# Records shown

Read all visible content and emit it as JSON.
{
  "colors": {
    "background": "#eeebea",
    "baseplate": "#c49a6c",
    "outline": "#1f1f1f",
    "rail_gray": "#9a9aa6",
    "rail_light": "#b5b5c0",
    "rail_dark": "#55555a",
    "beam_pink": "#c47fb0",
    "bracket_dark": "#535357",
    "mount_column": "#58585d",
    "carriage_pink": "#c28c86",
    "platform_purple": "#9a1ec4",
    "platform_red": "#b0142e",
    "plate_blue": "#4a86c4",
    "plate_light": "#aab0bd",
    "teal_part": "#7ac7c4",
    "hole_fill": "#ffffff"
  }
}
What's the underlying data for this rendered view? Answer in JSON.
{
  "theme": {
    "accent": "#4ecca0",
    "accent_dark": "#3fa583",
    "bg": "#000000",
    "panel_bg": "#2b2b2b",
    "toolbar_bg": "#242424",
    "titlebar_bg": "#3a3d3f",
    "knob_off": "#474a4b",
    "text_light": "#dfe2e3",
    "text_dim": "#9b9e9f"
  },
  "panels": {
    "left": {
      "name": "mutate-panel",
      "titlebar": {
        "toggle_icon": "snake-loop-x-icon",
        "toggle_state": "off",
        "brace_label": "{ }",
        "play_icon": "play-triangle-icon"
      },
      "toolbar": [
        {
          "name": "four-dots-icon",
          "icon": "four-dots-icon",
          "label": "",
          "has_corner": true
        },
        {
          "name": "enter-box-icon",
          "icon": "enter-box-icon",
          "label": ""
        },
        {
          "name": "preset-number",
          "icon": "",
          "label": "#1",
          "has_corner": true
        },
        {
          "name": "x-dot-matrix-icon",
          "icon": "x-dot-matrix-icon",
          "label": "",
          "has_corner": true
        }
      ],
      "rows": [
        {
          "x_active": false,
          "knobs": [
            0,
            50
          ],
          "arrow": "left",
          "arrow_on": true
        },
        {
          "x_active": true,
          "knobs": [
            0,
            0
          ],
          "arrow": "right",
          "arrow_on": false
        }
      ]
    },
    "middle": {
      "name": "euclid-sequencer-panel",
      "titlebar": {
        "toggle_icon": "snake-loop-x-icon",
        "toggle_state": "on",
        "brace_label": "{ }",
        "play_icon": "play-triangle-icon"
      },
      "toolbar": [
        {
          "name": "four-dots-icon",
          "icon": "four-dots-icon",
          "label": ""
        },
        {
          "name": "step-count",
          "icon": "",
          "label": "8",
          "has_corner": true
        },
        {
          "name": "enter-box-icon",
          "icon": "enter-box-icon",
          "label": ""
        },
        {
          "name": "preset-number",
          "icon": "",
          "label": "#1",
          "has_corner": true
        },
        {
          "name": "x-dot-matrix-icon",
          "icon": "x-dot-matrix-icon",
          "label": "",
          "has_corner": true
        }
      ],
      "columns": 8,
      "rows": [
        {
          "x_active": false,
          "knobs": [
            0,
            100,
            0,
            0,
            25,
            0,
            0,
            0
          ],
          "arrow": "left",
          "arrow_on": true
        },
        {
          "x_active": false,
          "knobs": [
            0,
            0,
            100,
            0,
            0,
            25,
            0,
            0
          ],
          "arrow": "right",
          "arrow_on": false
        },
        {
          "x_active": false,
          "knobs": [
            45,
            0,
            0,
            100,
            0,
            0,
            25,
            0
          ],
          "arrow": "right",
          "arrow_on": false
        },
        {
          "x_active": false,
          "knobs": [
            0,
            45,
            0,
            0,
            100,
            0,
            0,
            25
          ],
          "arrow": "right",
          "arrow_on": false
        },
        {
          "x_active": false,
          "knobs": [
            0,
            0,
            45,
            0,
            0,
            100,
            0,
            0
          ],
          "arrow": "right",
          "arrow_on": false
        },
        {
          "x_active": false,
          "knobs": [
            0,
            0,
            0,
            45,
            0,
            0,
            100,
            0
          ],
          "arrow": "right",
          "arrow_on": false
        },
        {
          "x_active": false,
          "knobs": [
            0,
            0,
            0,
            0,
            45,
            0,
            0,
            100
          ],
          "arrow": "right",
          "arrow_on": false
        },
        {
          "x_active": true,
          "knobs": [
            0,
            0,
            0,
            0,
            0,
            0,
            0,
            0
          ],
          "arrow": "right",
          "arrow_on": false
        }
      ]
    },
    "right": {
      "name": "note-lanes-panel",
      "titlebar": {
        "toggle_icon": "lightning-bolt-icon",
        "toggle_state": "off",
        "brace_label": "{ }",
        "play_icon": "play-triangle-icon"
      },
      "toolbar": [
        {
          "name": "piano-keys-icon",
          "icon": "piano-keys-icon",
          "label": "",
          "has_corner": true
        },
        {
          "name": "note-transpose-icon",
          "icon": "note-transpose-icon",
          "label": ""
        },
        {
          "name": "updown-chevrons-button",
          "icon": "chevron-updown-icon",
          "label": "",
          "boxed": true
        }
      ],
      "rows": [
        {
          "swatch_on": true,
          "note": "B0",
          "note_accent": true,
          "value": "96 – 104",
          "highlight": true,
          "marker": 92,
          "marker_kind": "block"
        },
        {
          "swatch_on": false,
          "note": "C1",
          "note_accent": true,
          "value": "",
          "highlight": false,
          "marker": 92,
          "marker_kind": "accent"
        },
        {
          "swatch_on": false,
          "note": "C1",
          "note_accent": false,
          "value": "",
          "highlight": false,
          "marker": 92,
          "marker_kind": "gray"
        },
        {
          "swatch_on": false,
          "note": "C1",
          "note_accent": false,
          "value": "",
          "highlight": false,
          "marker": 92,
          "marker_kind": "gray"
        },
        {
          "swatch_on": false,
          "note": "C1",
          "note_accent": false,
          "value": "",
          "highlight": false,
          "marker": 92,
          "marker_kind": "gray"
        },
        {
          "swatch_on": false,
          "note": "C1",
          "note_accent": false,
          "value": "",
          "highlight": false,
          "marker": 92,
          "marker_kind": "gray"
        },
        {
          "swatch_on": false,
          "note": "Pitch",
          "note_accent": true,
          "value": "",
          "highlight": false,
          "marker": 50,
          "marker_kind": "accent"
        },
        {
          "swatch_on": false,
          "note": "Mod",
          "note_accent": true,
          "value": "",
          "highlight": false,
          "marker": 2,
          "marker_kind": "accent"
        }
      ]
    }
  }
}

# The request
Retype all the records, matching them exactly.

# Task answer
Read all visible content and emit it as JSON.
{
  "colors": {
    "background": "#eeebea",
    "baseplate": "#c49a6c",
    "outline": "#1f1f1f",
    "rail_gray": "#9a9aa6",
    "rail_light": "#b5b5c0",
    "rail_dark": "#55555a",
    "beam_pink": "#c47fb0",
    "bracket_dark": "#535357",
    "mount_column": "#58585d",
    "carriage_pink": "#c28c86",
    "platform_purple": "#9a1ec4",
    "platform_red": "#b0142e",
    "plate_blue": "#4a86c4",
    "plate_light": "#aab0bd",
    "teal_part": "#7ac7c4",
    "hole_fill": "#ffffff"
  }
}
What's the underlying data for this rendered view? Answer in JSON.
{
  "theme": {
    "accent": "#4ecca0",
    "accent_dark": "#3fa583",
    "bg": "#000000",
    "panel_bg": "#2b2b2b",
    "toolbar_bg": "#242424",
    "titlebar_bg": "#3a3d3f",
    "knob_off": "#474a4b",
    "text_light": "#dfe2e3",
    "text_dim": "#9b9e9f"
  },
  "panels": {
    "left": {
      "name": "mutate-panel",
      "titlebar": {
        "toggle_icon": "snake-loop-x-icon",
        "toggle_state": "off",
        "brace_label": "{ }",
        "play_icon": "play-triangle-icon"
      },
      "toolbar": [
        {
          "name": "four-dots-icon",
          "icon": "four-dots-icon",
          "label": "",
          "has_corner": true
        },
        {
          "name": "enter-box-icon",
          "icon": "enter-box-icon",
          "label": ""
        },
        {
          "name": "preset-number",
          "icon": "",
          "label": "#1",
          "has_corner": true
        },
        {
          "name": "x-dot-matrix-icon",
          "icon": "x-dot-matrix-icon",
          "label": "",
          "has_corner": true
        }
      ],
      "rows": [
        {
          "x_active": false,
          "knobs": [
            0,
            50
          ],
          "arrow": "left",
          "arrow_on": true
        },
        {
          "x_active": true,
          "knobs": [
            0,
            0
          ],
          "arrow": "right",
          "arrow_on": false
        }
      ]
    },
    "middle": {
      "name": "euclid-sequencer-panel",
      "titlebar": {
        "toggle_icon": "snake-loop-x-icon",
        "toggle_state": "on",
        "brace_label": "{ }",
        "play_icon": "play-triangle-icon"
      },
      "toolbar": [
        {
          "name": "four-dots-icon",
          "icon": "four-dots-icon",
          "label": ""
        },
        {
          "name": "step-count",
          "icon": "",
          "label": "8",
          "has_corner": true
        },
        {
          "name": "enter-box-icon",
          "icon": "enter-box-icon",
          "label": ""
        },
        {
          "name": "preset-number",
          "icon": "",
          "label": "#1",
          "has_corner": true
        },
        {
          "name": "x-dot-matrix-icon",
          "icon": "x-dot-matrix-icon",
          "label": "",
          "has_corner": true
        }
      ],
      "columns": 8,
      "rows": [
        {
          "x_active": false,
          "knobs": [
            0,
            100,
            0,
            0,
            25,
            0,
            0,
            0
          ],
          "arrow": "left",
          "arrow_on": true
        },
        {
          "x_active": false,
          "knobs": [
            0,
            0,
            100,
            0,
            0,
            25,
            0,
            0
          ],
          "arrow": "right",
          "arrow_on": false
        },
        {
          "x_active": false,
          "knobs": [
            45,
            0,
            0,
            100,
            0,
            0,
            25,
            0
          ],
          "arrow": "right",
          "arrow_on": false
        },
        {
          "x_active": false,
          "knobs": [
            0,
            45,
            0,
            0,
            100,
            0,
            0,
            25
          ],
          "arrow": "right",
          "arrow_on": false
        },
        {
          "x_active": false,
          "knobs": [
            0,
            0,
            45,
            0,
            0,
            100,
            0,
            0
          ],
          "arrow": "right",
          "arrow_on": false
        },
        {
          "x_active": false,
          "knobs": [
            0,
            0,
            0,
            45,
            0,
            0,
            100,
            0
          ],
          "arrow": "right",
          "arrow_on": false
        },
        {
          "x_active": false,
          "knobs": [
            0,
            0,
            0,
            0,
            45,
            0,
            0,
            100
          ],
          "arrow": "right",
          "arrow_on": false
        },
        {
          "x_active": true,
          "knobs": [
            0,
            0,
            0,
            0,
            0,
            0,
            0,
            0
          ],
          "arrow": "right",
          "arrow_on": false
        }
      ]
    },
    "right": {
      "name": "note-lanes-panel",
      "titlebar": {
        "toggle_icon": "lightning-bolt-icon",
        "toggle_state": "off",
        "brace_label": "{ }",
        "play_icon": "play-triangle-icon"
      },
      "toolbar": [
        {
          "name": "piano-keys-icon",
          "icon": "piano-keys-icon",
          "label": "",
          "has_corner": true
        },
        {
          "name": "note-transpose-icon",
          "icon": "note-transpose-icon",
          "label": ""
        },
        {
          "name": "updown-chevrons-button",
          "icon": "chevron-updown-icon",
          "label": "",
          "boxed": true
        }
      ],
      "rows": [
        {
          "swatch_on": true,
          "note": "B0",
          "note_accent": true,
          "value": "96 – 104",
          "highlight": true,
          "marker": 92,
          "marker_kind": "block"
        },
        {
          "swatch_on": false,
          "note": "C1",
          "note_accent": true,
          "value": "",
          "highlight": false,
          "marker": 92,
          "marker_kind": "accent"
        },
        {
          "swatch_on": false,
          "note": "C1",
          "note_accent": false,
          "value": "",
          "highlight": false,
          "marker": 92,
          "marker_kind": "gray"
        },
        {
          "swatch_on": false,
          "note": "C1",
          "note_accent": false,
          "value": "",
          "highlight": false,
          "marker": 92,
          "marker_kind": "gray"
        },
        {
          "swatch_on": false,
          "note": "C1",
          "note_accent": false,
          "value": "",
          "highlight": false,
          "marker": 92,
          "marker_kind": "gray"
        },
        {
          "swatch_on": false,
          "note": "C1",
          "note_accent": false,
          "value": "",
          "highlight": false,
          "marker": 92,
          "marker_kind": "gray"
        },
        {
          "swatch_on": false,
          "note": "Pitch",
          "note_accent": true,
          "value": "",
          "highlight": false,
          "marker": 50,
          "marker_kind": "accent"
        },
        {
          "swatch_on": false,
          "note": "Mod",
          "note_accent": true,
          "value": "",
          "highlight": false,
          "marker": 2,
          "marker_kind": "accent"
        }
      ]
    }
  }
}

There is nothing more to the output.